__EXERCISE OBJECTIVE__
Write out every entry word for word.
>> start EXTRACTED RECORDS
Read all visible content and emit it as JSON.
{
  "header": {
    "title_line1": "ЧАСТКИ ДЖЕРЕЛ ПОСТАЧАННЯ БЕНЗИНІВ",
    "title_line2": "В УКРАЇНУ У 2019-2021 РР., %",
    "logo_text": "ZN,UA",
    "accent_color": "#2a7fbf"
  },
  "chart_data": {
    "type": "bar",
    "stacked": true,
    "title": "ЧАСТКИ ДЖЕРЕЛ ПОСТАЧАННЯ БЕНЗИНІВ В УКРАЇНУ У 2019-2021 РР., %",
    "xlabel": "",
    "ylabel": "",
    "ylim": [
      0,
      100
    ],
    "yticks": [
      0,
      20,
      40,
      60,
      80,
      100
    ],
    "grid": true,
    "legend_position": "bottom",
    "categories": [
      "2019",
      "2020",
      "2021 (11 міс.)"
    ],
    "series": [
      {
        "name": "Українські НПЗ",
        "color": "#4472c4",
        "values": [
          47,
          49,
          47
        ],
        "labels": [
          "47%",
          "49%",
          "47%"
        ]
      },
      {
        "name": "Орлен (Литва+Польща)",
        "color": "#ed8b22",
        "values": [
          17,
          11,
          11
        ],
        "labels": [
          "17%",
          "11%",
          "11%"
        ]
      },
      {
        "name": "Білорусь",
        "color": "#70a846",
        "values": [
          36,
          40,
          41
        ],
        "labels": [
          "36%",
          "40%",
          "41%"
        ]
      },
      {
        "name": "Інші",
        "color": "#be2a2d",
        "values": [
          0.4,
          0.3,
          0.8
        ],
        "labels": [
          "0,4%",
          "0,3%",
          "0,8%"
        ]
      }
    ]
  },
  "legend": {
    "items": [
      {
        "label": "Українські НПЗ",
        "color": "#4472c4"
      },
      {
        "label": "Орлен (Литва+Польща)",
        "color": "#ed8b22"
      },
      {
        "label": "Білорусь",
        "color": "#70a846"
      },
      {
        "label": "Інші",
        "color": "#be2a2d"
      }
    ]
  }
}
>> end EXTRACTED RECORDS
__TASK RESULT__
Read all visible content and emit it as JSON.
{
  "header": {
    "title_line1": "ЧАСТКИ ДЖЕРЕЛ ПОСТАЧАННЯ БЕНЗИНІВ",
    "title_line2": "В УКРАЇНУ У 2019-2021 РР., %",
    "logo_text": "ZN,UA",
    "accent_color": "#2a7fbf"
  },
  "chart_data": {
    "type": "bar",
    "stacked": true,
    "title": "ЧАСТКИ ДЖЕРЕЛ ПОСТАЧАННЯ БЕНЗИНІВ В УКРАЇНУ У 2019-2021 РР., %",
    "xlabel": "",
    "ylabel": "",
    "ylim": [
      0,
      100
    ],
    "yticks": [
      0,
      20,
      40,
      60,
      80,
      100
    ],
    "grid": true,
    "legend_position": "bottom",
    "categories": [
      "2019",
      "2020",
      "2021 (11 міс.)"
    ],
    "series": [
      {
        "name": "Українські НПЗ",
        "color": "#4472c4",
        "values": [
          47,
          49,
          47
        ],
        "labels": [
          "47%",
          "49%",
          "47%"
        ]
      },
      {
        "name": "Орлен (Литва+Польща)",
        "color": "#ed8b22",
        "values": [
          17,
          11,
          11
        ],
        "labels": [
          "17%",
          "11%",
          "11%"
        ]
      },
      {
        "name": "Білорусь",
        "color": "#70a846",
        "values": [
          36,
          40,
          41
        ],
        "labels": [
          "36%",
          "40%",
          "41%"
        ]
      },
      {
        "name": "Інші",
        "color": "#be2a2d",
        "values": [
          0.4,
          0.3,
          0.8
        ],
        "labels": [
          "0,4%",
          "0,3%",
          "0,8%"
        ]
      }
    ]
  },
  "legend": {
    "items": [
      {
        "label": "Українські НПЗ",
        "color": "#4472c4"
      },
      {
        "label": "Орлен (Литва+Польща)",
        "color": "#ed8b22"
      },
      {
        "label": "Білорусь",
        "color": "#70a846"
      },
      {
        "label": "Інші",
        "color": "#be2a2d"
      }
    ]
  }
}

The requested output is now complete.